[Aim] Using the listing below, give the number of lines where "content" appears, and nothing else.

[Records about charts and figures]
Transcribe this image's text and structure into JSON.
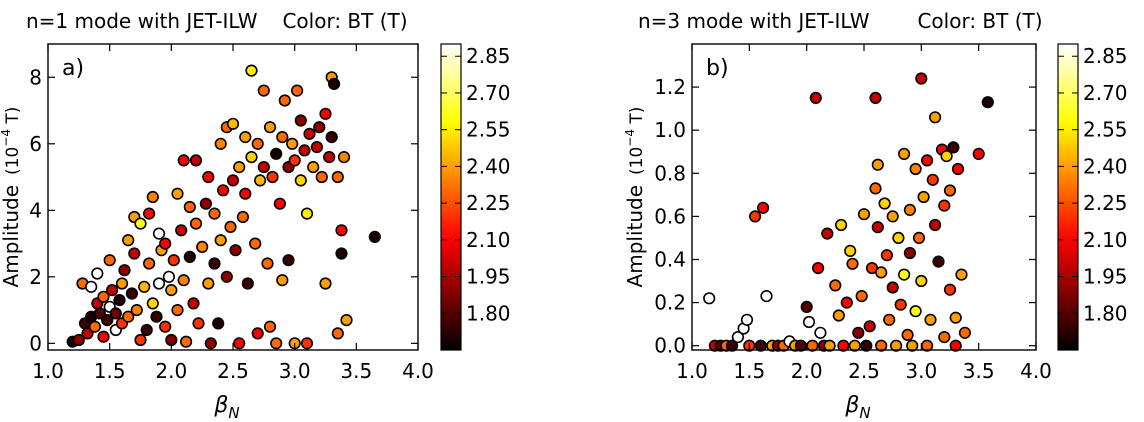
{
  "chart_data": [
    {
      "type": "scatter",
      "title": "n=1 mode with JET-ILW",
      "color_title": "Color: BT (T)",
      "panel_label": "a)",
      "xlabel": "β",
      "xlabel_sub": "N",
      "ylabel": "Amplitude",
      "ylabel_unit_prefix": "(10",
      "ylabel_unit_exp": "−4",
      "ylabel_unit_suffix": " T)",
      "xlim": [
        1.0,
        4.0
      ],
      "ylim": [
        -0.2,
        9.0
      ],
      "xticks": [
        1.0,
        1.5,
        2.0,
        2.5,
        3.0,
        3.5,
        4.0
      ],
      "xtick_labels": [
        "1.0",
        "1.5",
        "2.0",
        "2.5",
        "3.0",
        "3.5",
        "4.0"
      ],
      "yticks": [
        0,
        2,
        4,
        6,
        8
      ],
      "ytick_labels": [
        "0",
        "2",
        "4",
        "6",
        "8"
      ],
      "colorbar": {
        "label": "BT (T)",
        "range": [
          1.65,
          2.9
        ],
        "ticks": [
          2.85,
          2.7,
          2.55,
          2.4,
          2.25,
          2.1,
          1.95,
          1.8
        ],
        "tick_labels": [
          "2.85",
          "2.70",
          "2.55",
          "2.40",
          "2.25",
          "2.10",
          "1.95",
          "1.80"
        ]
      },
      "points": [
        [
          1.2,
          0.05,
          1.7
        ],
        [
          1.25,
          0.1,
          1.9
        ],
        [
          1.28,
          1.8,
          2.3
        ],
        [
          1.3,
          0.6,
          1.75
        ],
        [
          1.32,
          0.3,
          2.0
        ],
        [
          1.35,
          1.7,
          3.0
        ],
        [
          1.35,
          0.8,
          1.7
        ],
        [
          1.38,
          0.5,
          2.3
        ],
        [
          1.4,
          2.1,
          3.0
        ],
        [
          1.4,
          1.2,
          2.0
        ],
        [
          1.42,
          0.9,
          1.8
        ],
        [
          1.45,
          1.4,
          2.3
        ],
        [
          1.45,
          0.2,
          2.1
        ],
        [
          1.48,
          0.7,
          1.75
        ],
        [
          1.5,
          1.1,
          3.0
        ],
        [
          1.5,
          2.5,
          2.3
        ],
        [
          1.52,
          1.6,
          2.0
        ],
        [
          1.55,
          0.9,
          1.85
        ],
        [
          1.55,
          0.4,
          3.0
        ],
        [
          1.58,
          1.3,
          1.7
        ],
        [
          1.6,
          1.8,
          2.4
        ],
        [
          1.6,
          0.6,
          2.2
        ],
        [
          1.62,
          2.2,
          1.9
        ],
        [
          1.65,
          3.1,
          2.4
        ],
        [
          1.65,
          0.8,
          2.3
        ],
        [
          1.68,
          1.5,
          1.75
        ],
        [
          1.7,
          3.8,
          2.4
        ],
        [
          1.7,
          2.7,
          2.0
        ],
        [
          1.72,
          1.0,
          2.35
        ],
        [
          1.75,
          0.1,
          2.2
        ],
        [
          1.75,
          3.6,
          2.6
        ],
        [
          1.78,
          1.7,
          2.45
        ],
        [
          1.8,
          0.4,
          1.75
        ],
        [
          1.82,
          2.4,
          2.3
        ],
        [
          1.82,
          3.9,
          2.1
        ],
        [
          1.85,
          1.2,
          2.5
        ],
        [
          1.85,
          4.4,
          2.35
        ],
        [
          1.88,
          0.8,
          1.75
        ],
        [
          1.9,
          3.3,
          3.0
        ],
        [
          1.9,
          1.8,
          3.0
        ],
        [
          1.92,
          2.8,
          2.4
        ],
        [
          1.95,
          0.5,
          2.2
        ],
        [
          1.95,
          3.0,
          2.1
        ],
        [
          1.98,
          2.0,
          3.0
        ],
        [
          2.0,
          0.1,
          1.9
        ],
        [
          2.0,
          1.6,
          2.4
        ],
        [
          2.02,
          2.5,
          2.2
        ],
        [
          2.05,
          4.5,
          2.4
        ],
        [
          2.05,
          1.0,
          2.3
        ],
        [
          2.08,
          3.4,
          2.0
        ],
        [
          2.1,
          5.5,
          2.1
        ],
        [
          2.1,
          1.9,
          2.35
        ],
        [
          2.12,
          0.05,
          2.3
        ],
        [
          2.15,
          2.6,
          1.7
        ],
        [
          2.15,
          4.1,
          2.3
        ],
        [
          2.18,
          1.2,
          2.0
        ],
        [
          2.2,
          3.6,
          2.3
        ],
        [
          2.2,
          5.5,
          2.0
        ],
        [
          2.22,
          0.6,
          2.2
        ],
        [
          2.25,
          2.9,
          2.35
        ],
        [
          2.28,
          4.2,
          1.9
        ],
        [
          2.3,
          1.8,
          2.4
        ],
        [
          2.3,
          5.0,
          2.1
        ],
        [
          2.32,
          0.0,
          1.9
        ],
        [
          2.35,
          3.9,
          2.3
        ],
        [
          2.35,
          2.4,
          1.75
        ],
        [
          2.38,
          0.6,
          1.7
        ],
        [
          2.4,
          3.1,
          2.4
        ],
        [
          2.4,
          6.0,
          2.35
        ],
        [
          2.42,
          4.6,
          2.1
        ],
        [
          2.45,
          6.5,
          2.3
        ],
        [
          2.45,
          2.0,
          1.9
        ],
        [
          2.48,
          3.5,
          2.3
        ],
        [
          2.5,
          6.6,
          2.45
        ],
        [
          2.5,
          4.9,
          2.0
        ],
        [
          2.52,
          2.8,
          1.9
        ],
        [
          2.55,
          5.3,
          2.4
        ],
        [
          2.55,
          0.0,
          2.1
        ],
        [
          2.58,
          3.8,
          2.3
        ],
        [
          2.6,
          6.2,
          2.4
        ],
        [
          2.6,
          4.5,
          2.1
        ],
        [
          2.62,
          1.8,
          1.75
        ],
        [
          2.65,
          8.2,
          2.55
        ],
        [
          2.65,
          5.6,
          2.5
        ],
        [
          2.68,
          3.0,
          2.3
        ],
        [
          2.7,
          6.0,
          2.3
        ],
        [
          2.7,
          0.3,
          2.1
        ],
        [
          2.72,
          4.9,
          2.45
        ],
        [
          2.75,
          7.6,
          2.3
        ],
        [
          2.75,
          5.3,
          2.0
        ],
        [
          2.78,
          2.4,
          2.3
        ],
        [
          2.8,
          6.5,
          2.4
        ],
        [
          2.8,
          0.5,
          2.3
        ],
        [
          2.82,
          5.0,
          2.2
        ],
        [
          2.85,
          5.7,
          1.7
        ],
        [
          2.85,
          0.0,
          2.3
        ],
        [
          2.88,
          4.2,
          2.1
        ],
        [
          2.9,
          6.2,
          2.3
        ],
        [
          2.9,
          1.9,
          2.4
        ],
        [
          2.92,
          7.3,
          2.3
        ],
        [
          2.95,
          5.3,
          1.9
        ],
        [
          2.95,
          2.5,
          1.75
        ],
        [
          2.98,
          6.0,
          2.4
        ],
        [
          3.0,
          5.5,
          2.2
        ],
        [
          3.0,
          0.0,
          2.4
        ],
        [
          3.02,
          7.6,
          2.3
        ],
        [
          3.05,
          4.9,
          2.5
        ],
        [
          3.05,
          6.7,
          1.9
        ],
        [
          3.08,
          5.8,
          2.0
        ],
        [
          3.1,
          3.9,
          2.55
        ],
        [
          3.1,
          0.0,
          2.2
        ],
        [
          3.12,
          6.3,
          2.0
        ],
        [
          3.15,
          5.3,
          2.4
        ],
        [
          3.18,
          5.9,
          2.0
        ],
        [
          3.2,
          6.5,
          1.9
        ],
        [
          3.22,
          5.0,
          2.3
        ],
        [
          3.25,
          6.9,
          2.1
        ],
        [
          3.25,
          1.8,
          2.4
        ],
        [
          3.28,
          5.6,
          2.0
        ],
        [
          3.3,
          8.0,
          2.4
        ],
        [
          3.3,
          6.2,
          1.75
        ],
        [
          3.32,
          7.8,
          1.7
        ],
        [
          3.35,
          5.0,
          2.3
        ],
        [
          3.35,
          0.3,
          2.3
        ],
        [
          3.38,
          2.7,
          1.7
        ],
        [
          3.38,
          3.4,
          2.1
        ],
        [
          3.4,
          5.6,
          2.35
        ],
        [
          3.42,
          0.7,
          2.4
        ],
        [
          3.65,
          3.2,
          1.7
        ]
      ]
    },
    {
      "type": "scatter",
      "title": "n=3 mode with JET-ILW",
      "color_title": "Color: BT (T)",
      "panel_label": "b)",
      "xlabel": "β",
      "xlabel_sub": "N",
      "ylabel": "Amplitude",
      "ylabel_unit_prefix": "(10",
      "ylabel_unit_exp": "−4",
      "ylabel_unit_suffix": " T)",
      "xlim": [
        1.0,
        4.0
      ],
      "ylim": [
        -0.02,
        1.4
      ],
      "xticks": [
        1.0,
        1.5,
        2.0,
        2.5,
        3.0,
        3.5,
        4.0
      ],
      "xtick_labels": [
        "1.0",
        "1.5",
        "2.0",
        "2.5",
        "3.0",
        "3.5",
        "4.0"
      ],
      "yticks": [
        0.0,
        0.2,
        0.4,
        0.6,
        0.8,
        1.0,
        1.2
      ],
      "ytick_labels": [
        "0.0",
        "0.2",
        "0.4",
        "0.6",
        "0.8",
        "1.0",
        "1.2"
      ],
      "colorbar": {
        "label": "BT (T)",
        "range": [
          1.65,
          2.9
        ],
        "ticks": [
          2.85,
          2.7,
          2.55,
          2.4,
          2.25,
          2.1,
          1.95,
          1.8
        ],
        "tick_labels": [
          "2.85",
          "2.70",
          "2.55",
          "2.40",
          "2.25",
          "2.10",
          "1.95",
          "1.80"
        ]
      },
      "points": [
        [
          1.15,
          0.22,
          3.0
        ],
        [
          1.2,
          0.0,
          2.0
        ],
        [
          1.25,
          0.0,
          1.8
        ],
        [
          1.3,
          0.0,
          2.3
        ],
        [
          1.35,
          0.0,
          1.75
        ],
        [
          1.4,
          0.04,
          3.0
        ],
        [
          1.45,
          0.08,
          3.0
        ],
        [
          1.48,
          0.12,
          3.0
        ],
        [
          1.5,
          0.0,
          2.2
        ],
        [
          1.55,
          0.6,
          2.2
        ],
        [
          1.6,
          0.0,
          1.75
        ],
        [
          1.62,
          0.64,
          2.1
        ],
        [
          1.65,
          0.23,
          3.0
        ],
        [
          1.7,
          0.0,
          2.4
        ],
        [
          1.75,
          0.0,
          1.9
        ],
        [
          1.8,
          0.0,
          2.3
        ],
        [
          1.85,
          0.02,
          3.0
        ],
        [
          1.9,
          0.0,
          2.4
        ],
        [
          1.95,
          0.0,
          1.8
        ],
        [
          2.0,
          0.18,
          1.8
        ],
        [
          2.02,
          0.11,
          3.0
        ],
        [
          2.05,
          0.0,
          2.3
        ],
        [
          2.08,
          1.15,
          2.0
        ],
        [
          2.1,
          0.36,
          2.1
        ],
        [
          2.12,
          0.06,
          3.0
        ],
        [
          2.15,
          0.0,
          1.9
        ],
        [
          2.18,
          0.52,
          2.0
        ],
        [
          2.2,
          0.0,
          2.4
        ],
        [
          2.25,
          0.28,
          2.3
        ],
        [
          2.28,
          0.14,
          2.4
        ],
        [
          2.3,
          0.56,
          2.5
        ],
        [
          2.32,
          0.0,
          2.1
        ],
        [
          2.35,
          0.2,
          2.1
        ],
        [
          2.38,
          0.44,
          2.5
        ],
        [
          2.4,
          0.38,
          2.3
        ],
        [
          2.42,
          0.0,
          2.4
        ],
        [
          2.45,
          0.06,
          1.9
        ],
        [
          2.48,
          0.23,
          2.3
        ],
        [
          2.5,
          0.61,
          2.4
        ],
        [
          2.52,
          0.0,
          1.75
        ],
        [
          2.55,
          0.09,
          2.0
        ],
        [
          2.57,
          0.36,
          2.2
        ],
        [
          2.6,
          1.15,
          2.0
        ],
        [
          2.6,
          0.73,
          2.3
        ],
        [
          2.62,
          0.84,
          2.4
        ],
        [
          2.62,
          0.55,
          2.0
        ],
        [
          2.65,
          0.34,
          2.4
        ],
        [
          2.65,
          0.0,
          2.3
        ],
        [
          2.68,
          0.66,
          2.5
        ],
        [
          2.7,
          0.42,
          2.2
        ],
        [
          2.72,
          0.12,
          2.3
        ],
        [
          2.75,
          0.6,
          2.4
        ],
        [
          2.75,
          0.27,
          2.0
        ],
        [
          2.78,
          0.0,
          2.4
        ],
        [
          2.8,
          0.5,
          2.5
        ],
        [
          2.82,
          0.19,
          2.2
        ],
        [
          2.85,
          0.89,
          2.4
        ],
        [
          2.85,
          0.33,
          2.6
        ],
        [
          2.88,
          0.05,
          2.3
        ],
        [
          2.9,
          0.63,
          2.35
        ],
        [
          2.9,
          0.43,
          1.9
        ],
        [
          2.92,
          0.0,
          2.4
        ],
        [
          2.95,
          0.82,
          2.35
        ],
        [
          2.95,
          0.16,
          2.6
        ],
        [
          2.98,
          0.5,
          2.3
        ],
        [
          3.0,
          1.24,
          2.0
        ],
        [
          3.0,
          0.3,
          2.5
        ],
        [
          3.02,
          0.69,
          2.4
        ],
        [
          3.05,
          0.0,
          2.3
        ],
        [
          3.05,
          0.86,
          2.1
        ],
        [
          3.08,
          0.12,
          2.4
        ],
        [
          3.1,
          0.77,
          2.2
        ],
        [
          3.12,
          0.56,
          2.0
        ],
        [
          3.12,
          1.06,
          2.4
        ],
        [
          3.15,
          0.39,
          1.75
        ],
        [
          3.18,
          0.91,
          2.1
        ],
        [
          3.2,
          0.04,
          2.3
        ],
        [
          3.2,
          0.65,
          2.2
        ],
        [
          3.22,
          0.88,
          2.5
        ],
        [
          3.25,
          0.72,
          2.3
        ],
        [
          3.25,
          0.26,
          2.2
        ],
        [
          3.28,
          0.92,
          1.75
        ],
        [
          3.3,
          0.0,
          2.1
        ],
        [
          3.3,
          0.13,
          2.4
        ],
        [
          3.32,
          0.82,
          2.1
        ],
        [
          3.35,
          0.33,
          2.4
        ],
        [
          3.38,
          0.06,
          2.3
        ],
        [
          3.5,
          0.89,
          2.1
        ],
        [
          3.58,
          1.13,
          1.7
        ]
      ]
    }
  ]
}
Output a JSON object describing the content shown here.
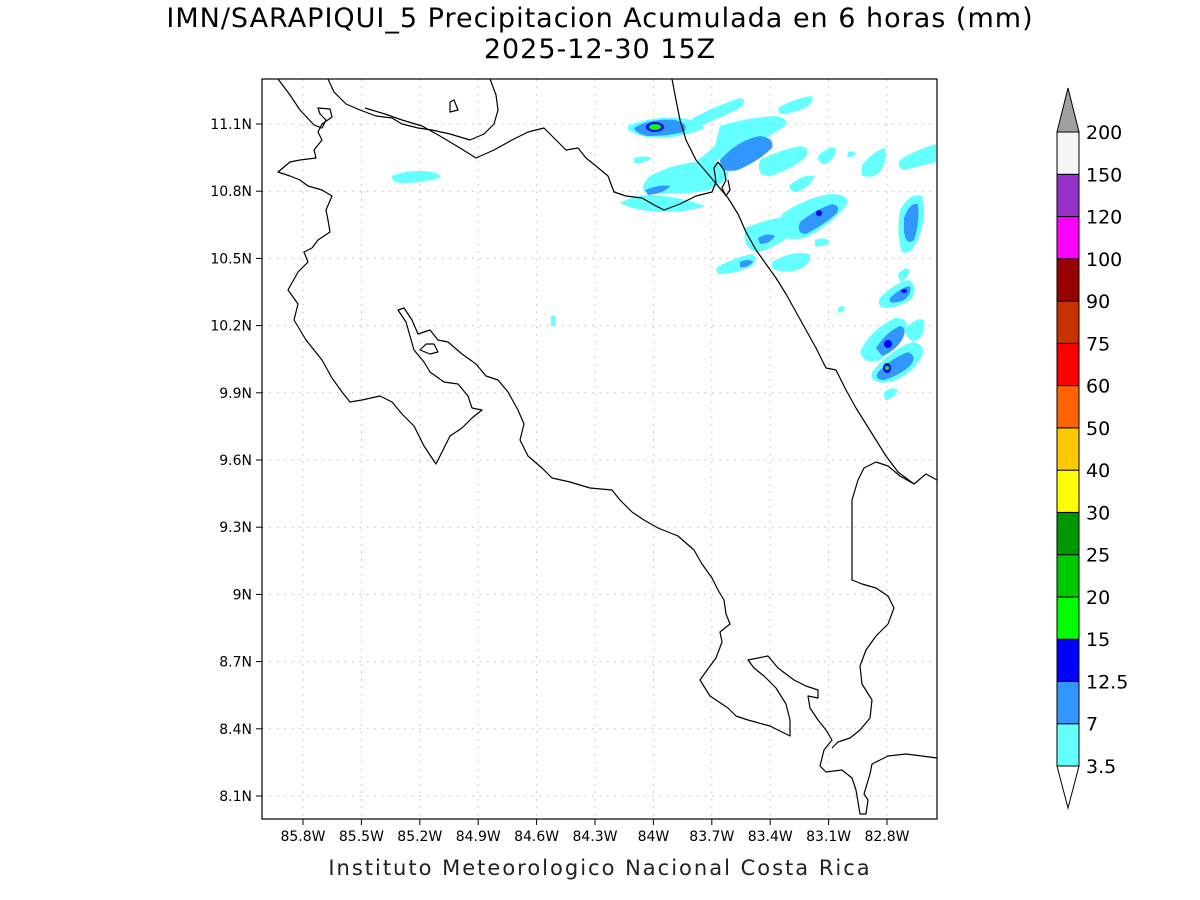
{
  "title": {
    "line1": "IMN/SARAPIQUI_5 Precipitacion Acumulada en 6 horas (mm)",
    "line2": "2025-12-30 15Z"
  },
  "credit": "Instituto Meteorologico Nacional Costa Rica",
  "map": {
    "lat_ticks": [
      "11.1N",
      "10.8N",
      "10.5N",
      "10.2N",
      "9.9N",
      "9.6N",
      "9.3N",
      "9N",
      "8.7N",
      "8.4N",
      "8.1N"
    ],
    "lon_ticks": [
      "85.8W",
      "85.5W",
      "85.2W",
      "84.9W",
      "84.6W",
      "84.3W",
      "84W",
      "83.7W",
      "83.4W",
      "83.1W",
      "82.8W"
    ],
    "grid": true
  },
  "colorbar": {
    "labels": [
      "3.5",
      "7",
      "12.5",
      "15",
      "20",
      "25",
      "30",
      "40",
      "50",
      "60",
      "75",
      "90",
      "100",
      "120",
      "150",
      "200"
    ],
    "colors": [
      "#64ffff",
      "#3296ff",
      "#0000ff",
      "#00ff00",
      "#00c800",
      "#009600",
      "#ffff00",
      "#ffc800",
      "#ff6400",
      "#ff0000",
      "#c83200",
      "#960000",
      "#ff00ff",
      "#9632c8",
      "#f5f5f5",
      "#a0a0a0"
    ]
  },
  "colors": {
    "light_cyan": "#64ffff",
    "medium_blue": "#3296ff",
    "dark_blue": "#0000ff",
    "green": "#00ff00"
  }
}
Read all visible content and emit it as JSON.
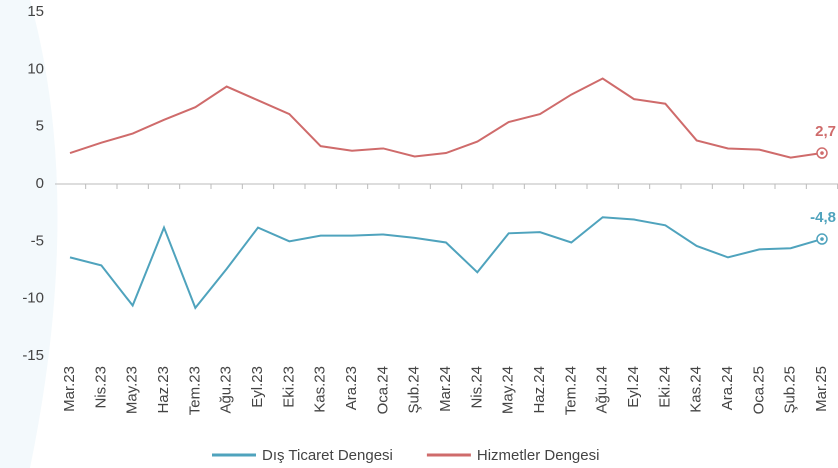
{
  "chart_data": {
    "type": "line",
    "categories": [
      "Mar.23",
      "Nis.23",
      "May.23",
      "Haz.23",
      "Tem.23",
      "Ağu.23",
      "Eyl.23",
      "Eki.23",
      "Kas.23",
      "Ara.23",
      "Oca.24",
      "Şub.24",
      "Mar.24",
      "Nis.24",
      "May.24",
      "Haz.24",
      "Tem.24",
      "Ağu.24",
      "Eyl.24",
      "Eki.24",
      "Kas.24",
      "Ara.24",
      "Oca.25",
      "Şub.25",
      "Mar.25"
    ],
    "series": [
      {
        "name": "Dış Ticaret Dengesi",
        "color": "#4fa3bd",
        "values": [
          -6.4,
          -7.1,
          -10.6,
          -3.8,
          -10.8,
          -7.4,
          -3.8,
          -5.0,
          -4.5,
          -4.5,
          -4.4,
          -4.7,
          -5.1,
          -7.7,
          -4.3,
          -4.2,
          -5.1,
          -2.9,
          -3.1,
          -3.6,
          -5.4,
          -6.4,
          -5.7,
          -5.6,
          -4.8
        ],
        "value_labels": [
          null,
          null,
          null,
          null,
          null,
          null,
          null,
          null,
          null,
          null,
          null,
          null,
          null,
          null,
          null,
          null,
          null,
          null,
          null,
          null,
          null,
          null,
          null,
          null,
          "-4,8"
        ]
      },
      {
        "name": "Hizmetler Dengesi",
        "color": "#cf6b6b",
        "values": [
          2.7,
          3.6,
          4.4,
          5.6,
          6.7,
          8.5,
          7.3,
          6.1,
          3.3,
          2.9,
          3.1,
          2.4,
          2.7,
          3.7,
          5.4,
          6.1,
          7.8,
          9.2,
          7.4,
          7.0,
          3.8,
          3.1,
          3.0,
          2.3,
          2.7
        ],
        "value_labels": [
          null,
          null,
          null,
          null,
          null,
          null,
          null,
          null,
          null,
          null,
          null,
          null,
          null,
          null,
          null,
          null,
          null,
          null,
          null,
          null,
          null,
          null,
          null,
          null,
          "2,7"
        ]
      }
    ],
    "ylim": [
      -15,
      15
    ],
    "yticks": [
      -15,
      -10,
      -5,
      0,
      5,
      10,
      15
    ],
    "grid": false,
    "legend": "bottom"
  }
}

[In response] 2